» **Stated task**:
Quote the records verbatim, starting at their first line and stopping after the line that contains "- bar: [272, 66, 789, 92]".
---
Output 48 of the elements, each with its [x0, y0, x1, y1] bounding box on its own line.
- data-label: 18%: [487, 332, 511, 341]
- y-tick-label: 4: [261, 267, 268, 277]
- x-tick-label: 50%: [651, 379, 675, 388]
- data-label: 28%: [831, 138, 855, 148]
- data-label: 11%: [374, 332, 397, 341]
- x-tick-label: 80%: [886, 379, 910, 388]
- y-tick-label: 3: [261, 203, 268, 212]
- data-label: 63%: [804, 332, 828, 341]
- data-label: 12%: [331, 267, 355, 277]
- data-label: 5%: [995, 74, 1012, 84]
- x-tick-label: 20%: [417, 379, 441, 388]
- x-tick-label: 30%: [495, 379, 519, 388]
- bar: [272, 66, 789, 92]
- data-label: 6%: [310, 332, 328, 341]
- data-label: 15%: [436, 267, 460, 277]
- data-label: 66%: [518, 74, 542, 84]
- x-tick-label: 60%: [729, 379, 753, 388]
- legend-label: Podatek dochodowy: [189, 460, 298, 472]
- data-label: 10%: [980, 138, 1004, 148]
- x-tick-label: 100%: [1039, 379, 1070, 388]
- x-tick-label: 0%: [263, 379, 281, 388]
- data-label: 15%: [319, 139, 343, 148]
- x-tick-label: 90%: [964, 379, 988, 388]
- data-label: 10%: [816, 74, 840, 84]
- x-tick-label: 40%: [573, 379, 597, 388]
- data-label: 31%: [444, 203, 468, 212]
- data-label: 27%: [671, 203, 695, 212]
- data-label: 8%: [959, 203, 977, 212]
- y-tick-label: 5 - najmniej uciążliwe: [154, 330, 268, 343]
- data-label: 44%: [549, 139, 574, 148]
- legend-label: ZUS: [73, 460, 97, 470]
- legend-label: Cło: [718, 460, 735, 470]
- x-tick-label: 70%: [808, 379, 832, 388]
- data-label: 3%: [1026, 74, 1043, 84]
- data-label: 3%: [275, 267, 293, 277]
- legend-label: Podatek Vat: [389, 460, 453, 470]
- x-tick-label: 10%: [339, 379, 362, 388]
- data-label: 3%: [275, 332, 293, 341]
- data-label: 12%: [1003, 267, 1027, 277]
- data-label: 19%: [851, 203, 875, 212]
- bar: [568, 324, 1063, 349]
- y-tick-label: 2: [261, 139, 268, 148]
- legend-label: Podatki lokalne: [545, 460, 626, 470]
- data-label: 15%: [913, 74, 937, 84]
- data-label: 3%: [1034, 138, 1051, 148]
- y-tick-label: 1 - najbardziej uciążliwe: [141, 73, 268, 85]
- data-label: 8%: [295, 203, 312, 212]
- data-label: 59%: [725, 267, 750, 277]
---
» **Response for this exercise**:
Output 48 of the elements, each with its [x0, y0, x1, y1] bounding box on its own line.
- data-label: 18%: [487, 332, 511, 341]
- y-tick-label: 4: [261, 267, 268, 277]
- x-tick-label: 50%: [651, 379, 675, 388]
- data-label: 28%: [831, 138, 855, 148]
- data-label: 11%: [374, 332, 397, 341]
- x-tick-label: 80%: [886, 379, 910, 388]
- y-tick-label: 3: [261, 203, 268, 212]
- data-label: 63%: [804, 332, 828, 341]
- data-label: 12%: [331, 267, 355, 277]
- data-label: 5%: [995, 74, 1012, 84]
- x-tick-label: 20%: [417, 379, 441, 388]
- x-tick-label: 30%: [495, 379, 519, 388]
- bar: [272, 66, 789, 92]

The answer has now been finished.